Exercise prompt - Transcribe all the records with complete accuracy.

[Data entries]
= = =

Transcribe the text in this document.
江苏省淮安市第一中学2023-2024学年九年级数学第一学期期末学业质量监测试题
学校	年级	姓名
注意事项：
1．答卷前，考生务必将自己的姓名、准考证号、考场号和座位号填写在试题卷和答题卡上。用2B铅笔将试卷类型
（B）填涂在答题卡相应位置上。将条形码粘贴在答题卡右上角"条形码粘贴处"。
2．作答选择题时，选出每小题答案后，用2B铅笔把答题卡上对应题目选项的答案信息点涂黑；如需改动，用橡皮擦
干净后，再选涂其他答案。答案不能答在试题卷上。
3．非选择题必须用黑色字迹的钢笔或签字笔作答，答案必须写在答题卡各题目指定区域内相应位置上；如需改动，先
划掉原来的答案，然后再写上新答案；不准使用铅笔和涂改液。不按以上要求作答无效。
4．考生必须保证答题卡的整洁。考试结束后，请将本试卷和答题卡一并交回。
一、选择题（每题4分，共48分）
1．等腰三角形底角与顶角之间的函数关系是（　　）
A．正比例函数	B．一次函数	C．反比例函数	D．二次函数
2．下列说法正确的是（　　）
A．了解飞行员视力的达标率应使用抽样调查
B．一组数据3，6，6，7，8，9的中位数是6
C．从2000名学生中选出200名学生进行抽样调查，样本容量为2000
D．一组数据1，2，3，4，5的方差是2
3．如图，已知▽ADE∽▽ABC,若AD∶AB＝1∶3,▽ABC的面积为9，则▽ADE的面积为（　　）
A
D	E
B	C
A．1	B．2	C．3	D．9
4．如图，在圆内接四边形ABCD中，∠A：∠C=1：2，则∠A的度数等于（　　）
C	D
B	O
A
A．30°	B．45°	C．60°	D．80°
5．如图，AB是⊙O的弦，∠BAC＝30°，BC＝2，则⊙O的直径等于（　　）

= = =

Complete response -
Transcribe the text in this document.
江苏省淮安市第一中学2023-2024学年九年级数学第一学期期末学业质量监测试题
学校	年级	姓名
注意事项：
1．答卷前，考生务必将自己的姓名、准考证号、考场号和座位号填写在试题卷和答题卡上。用2B铅笔将试卷类型
（B）填涂在答题卡相应位置上。将条形码粘贴在答题卡右上角"条形码粘贴处"。
2．作答选择题时，选出每小题答案后，用2B铅笔把答题卡上对应题目选项的答案信息点涂黑；如需改动，用橡皮擦
干净后，再选涂其他答案。答案不能答在试题卷上。
3．非选择题必须用黑色字迹的钢笔或签字笔作答，答案必须写在答题卡各题目指定区域内相应位置上；如需改动，先
划掉原来的答案，然后再写上新答案；不准使用铅笔和涂改液。不按以上要求作答无效。
4．考生必须保证答题卡的整洁。考试结束后，请将本试卷和答题卡一并交回。
一、选择题（每题4分，共48分）
1．等腰三角形底角与顶角之间的函数关系是（　　）
A．正比例函数	B．一次函数	C．反比例函数	D．二次函数
2．下列说法正确的是（　　）
A．了解飞行员视力的达标率应使用抽样调查
B．一组数据3，6，6，7，8，9的中位数是6
C．从2000名学生中选出200名学生进行抽样调查，样本容量为2000
D．一组数据1，2，3，4，5的方差是2
3．如图，已知▽ADE∽▽ABC,若AD∶AB＝1∶3,▽ABC的面积为9，则▽ADE的面积为（　　）
A
D	E
B	C
A．1	B．2	C．3	D．9
4．如图，在圆内接四边形ABCD中，∠A：∠C=1：2，则∠A的度数等于（　　）
C	D
B	O
A
A．30°	B．45°	C．60°	D．80°
5．如图，AB是⊙O的弦，∠BAC＝30°，BC＝2，则⊙O的直径等于（　　）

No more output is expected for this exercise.